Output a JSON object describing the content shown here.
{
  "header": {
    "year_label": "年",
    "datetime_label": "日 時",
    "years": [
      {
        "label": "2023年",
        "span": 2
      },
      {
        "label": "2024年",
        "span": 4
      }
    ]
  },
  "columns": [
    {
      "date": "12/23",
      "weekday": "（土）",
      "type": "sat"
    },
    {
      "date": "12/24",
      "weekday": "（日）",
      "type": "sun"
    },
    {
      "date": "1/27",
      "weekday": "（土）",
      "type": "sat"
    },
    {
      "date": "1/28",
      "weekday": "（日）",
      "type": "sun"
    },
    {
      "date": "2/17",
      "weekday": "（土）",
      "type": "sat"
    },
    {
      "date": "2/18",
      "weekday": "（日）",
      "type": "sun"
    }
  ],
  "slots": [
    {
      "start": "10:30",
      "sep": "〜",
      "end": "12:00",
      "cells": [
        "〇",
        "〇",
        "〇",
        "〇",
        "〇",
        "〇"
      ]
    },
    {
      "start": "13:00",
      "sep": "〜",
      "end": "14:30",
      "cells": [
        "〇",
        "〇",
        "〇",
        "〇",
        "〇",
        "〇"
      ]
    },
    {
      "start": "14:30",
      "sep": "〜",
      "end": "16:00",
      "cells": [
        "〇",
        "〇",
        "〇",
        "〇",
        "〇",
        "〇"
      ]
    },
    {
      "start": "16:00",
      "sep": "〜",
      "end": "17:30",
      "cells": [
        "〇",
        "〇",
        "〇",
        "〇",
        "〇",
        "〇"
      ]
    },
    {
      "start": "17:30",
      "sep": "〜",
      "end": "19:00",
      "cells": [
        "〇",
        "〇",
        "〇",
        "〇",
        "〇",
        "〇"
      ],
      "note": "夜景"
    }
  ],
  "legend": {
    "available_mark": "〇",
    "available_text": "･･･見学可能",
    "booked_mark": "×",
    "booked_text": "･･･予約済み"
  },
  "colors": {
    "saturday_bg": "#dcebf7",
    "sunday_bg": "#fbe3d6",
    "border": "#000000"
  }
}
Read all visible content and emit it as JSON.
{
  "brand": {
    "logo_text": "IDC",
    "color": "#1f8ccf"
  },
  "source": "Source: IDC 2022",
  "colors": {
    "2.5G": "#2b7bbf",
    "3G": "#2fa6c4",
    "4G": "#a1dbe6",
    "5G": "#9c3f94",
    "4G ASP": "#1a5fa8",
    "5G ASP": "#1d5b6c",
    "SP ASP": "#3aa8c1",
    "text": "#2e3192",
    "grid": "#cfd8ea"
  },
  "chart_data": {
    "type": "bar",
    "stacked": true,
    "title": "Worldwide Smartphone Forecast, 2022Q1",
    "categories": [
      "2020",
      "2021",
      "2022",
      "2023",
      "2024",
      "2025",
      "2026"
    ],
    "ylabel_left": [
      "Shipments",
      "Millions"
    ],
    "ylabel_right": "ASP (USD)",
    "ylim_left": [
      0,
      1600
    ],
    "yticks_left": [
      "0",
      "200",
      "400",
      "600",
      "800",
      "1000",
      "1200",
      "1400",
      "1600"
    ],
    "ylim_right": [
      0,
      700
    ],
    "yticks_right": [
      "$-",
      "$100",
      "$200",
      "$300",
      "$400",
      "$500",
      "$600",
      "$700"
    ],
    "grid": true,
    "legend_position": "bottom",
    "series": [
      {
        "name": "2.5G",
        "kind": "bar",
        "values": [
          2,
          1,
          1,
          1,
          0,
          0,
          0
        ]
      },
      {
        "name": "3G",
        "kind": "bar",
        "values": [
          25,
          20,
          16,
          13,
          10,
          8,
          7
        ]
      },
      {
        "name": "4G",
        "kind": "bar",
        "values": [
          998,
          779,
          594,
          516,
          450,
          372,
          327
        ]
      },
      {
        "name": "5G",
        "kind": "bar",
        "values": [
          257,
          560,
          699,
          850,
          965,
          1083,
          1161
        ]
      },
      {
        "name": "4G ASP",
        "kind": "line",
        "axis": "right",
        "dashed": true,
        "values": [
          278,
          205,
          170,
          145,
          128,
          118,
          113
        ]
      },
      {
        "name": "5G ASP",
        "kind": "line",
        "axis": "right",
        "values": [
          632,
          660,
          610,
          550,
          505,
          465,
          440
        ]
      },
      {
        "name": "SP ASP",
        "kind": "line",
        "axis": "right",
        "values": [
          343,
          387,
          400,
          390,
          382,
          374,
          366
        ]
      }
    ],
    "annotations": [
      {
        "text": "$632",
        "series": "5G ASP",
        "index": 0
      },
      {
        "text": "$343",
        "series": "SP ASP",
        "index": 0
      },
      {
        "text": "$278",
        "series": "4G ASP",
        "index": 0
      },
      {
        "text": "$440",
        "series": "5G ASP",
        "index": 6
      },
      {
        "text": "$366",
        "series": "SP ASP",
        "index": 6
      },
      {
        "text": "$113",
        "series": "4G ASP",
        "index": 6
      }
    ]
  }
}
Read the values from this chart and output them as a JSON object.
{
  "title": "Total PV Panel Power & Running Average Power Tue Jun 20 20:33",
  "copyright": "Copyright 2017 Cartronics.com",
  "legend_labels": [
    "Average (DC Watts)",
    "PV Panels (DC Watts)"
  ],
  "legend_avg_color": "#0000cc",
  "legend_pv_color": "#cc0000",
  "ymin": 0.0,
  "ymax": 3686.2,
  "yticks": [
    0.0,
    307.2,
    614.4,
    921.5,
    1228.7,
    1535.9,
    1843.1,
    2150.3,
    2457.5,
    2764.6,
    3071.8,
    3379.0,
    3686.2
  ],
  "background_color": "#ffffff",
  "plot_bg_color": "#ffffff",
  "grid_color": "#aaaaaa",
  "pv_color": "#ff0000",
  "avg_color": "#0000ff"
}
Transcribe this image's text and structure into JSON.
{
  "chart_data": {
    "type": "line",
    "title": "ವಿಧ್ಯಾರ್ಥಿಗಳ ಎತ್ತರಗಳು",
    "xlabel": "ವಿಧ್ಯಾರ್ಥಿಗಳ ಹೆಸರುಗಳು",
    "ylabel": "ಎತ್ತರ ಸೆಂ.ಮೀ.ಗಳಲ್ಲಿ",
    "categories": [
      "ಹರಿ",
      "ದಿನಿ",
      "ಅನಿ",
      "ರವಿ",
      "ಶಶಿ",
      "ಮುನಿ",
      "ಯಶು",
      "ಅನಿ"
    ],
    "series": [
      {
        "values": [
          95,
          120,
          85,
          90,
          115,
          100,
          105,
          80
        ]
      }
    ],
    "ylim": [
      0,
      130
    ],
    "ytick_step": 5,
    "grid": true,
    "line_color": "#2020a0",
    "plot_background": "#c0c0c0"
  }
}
----------------
### OBJECTIVE
Copy each line of the data that contains the word "name".

### REPLY
        "name": "2.5G",
        "name": "3G",
        "name": "4G",
        "name": "5G",
        "name": "4G ASP",
        "name": "5G ASP",
        "name": "SP ASP",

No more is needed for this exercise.